▶ **Exercise**
Assemble all lines in which the string "Contact" appears.

━━━━━━━━━━━━━━━━

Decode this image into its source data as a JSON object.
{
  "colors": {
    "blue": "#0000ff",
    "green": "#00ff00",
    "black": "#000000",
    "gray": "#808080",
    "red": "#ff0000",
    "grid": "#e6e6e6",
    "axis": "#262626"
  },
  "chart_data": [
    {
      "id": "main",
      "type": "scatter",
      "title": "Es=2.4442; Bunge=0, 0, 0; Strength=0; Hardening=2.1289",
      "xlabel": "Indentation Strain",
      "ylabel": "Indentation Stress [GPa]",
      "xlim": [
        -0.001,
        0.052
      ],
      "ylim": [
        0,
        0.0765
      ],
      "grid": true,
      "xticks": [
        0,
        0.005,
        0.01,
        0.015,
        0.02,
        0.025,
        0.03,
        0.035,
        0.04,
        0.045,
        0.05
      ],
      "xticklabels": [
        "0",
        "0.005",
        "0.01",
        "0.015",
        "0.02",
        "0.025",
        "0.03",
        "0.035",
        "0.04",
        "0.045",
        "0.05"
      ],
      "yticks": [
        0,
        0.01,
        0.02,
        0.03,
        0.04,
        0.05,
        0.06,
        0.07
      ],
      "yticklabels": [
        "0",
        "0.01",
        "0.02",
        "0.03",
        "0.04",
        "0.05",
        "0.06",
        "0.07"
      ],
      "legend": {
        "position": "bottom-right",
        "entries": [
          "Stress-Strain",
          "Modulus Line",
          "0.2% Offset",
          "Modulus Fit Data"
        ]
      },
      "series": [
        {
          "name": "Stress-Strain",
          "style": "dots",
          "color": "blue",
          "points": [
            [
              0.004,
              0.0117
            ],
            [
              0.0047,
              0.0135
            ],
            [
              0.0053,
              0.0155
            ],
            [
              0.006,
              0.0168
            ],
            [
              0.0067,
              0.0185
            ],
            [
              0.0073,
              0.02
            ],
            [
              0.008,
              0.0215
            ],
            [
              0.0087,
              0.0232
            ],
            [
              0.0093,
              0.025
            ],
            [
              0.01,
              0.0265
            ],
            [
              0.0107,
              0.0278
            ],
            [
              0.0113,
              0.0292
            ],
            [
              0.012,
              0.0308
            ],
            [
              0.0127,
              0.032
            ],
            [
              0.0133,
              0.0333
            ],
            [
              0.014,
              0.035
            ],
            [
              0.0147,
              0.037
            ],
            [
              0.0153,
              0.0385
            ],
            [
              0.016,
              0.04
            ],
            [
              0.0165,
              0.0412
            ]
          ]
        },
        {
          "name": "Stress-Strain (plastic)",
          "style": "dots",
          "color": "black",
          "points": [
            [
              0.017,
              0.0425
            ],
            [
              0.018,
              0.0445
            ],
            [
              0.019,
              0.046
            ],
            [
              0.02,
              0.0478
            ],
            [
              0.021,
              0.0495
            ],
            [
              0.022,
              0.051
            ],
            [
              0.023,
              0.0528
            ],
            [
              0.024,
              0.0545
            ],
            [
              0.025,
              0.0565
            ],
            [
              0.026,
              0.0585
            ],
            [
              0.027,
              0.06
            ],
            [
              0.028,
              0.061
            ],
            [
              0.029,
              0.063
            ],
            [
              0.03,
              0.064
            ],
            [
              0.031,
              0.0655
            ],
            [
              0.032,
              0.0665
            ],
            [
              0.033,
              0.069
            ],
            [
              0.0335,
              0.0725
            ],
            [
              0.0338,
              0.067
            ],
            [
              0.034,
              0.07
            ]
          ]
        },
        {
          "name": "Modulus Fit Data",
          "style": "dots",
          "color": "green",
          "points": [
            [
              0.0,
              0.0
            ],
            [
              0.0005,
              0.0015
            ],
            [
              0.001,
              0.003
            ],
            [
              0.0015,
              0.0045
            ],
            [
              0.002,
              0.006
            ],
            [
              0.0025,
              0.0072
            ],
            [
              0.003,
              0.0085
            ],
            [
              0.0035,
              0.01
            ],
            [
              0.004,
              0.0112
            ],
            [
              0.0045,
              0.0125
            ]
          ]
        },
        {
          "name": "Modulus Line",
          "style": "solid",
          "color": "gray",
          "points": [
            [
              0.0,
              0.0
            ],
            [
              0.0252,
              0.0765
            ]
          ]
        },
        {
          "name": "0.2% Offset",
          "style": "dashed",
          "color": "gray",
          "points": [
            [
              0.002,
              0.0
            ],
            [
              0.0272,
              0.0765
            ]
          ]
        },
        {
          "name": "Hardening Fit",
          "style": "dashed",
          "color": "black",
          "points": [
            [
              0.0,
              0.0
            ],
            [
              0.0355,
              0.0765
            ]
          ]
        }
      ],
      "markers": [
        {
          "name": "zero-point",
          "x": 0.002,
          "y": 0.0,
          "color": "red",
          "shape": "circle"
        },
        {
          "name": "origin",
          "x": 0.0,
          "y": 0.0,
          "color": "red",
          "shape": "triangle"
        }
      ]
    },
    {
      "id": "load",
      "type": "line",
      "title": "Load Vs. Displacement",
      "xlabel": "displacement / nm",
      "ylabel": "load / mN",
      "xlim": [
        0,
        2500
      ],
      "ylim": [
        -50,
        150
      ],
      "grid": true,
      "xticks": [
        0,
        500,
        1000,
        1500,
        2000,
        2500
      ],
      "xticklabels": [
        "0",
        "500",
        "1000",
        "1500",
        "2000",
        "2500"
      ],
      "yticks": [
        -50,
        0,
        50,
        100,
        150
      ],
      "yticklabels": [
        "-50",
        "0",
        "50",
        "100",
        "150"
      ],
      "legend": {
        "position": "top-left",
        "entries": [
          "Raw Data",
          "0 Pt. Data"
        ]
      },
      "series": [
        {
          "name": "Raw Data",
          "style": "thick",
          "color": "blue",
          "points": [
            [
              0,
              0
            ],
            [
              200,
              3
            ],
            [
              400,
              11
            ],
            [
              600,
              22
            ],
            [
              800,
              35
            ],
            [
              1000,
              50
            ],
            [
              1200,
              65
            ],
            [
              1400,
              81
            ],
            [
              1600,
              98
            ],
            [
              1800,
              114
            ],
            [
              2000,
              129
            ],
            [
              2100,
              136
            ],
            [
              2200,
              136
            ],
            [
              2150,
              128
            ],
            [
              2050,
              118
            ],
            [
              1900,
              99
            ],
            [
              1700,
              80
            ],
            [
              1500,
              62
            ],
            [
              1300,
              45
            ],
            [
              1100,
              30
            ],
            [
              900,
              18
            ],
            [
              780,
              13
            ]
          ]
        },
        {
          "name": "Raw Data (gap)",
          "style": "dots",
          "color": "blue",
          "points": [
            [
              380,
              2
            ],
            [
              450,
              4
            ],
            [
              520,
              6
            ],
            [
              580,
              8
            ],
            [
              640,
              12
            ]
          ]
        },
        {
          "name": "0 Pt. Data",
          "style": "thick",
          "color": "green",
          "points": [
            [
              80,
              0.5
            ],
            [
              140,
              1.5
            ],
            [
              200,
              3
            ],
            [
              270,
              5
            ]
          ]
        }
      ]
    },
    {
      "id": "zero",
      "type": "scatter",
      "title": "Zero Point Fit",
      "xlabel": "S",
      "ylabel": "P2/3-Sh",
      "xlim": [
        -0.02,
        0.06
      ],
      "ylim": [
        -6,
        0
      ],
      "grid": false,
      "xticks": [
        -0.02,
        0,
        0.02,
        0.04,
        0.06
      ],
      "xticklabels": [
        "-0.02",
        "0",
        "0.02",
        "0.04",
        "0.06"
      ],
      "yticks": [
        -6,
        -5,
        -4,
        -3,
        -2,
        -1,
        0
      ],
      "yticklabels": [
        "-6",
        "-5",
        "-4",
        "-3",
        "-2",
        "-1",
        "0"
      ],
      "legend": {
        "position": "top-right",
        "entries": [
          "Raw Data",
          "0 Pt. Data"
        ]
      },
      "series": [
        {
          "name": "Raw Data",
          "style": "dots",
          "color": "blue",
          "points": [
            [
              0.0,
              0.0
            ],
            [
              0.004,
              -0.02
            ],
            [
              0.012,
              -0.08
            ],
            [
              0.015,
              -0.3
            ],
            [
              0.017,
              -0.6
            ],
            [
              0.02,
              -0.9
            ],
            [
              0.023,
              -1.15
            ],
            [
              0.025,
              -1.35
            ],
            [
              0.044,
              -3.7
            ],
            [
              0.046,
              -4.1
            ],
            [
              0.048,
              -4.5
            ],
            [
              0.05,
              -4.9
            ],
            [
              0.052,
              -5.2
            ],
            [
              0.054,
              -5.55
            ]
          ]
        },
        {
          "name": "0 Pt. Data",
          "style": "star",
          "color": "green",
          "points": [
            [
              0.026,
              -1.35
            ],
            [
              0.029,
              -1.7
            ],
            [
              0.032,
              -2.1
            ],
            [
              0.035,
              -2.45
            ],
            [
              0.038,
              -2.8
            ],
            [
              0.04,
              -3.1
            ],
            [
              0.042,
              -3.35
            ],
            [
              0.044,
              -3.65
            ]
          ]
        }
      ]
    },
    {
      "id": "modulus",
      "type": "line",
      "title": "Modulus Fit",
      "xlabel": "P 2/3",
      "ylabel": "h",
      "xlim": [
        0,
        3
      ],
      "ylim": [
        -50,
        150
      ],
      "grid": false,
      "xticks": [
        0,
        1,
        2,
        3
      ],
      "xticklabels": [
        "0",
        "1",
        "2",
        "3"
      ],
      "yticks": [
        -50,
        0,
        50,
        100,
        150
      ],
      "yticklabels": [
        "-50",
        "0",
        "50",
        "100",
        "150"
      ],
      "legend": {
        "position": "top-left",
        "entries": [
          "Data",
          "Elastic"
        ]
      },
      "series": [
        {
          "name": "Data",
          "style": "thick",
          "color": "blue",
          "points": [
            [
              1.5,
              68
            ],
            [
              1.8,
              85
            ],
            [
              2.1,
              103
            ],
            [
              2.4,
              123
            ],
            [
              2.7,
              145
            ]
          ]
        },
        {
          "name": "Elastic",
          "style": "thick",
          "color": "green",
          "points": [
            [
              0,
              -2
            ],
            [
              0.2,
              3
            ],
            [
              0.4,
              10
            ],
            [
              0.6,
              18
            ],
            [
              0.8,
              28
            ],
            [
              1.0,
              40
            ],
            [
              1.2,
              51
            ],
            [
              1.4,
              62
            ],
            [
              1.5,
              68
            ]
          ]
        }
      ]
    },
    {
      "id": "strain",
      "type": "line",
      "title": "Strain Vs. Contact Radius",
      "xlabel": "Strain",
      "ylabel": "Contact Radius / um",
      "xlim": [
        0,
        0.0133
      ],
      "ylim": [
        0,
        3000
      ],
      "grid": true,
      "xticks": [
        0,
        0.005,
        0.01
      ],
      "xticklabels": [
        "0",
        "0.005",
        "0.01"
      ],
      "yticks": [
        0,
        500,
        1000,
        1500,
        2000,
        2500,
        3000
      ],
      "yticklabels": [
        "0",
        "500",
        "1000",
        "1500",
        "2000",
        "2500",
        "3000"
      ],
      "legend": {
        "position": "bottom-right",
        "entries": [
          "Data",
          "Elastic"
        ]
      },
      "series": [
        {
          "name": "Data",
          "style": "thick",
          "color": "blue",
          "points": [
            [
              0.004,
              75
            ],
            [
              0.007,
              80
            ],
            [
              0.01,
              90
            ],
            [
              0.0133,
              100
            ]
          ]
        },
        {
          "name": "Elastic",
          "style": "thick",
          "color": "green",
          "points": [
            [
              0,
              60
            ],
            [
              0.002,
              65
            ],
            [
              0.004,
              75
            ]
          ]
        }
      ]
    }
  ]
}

━━━━━━━━━━━━━━━━

▶ **Written solution**
      "title": "Strain Vs. Contact Radius",
      "ylabel": "Contact Radius / um",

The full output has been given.